GIVEN RECORDS.
>> START
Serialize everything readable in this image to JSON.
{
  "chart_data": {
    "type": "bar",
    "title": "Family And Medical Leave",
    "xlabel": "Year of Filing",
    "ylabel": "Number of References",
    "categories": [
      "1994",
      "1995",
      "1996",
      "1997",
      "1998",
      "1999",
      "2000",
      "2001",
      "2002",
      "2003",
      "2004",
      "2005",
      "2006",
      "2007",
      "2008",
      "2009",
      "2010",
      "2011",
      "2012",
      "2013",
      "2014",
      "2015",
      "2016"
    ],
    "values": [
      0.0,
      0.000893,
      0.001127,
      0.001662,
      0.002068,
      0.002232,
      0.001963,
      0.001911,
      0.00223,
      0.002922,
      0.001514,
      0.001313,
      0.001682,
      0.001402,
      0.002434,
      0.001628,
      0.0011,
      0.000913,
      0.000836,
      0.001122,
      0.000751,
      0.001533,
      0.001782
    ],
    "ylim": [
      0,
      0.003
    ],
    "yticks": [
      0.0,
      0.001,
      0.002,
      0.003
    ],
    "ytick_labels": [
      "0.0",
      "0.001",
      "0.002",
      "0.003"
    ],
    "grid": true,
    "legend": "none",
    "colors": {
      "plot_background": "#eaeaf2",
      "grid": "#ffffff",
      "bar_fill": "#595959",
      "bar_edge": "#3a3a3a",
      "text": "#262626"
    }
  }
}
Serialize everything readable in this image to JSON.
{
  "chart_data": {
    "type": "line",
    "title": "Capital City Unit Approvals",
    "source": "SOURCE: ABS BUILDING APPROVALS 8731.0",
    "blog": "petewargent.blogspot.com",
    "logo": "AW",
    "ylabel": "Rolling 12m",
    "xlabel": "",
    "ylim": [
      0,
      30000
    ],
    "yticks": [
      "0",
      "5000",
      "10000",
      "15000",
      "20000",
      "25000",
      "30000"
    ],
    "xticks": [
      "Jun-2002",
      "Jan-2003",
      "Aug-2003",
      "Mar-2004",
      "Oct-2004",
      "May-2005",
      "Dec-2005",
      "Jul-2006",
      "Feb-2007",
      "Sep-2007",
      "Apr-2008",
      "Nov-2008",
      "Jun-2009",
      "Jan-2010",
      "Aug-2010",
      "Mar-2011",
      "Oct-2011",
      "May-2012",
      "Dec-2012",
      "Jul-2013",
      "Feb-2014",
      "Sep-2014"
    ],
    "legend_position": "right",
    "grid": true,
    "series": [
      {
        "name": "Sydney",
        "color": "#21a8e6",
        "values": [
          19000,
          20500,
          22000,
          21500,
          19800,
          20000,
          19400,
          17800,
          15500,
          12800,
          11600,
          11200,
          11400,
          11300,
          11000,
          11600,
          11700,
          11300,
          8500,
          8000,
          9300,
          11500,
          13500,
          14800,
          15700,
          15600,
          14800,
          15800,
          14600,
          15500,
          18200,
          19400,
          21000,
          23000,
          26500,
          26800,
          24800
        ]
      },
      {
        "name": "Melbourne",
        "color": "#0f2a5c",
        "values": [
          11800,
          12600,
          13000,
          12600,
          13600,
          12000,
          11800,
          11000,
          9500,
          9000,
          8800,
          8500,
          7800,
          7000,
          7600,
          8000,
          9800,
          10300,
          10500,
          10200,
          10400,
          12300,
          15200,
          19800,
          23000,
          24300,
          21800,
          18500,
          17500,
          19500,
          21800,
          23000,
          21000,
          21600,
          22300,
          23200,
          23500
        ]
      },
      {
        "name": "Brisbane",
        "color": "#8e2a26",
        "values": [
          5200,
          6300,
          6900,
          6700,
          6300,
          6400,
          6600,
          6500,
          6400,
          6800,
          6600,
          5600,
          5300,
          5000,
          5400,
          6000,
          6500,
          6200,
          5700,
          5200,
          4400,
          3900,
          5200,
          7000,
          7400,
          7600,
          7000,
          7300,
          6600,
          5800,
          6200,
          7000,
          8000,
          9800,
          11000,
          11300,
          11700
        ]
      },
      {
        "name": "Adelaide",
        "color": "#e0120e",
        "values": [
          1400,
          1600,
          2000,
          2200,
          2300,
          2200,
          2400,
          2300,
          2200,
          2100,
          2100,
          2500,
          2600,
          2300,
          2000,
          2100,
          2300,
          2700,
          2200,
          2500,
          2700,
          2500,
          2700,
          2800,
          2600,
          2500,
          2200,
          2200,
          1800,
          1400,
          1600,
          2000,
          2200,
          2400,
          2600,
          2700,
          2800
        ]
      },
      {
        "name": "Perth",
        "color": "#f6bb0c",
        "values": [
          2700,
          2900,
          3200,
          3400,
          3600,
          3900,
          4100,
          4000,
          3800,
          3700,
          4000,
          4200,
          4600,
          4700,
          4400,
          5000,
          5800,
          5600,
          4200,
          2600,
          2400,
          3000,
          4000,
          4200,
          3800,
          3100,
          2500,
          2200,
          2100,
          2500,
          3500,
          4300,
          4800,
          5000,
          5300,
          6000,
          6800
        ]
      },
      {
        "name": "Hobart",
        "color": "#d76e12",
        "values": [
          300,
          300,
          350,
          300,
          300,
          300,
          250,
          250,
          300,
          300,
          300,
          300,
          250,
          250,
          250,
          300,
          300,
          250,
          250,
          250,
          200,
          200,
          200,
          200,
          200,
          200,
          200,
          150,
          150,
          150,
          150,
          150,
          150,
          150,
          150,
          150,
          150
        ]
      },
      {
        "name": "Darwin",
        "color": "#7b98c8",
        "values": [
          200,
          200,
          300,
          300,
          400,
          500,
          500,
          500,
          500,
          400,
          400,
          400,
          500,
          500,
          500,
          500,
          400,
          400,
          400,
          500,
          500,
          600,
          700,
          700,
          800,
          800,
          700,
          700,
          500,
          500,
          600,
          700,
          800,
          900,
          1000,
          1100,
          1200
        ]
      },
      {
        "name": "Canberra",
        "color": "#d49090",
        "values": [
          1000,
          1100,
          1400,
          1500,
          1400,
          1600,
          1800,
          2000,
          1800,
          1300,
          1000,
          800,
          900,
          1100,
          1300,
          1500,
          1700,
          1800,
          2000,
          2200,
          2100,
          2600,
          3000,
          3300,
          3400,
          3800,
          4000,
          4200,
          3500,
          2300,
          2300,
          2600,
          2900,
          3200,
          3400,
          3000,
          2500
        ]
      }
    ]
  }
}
>> END
TASK. Where a line above contains the word "ylabel", copy that line.

WRITTEN SOLUTION.
    "ylabel": "Number of References",
    "ylabel": "Rolling 12m",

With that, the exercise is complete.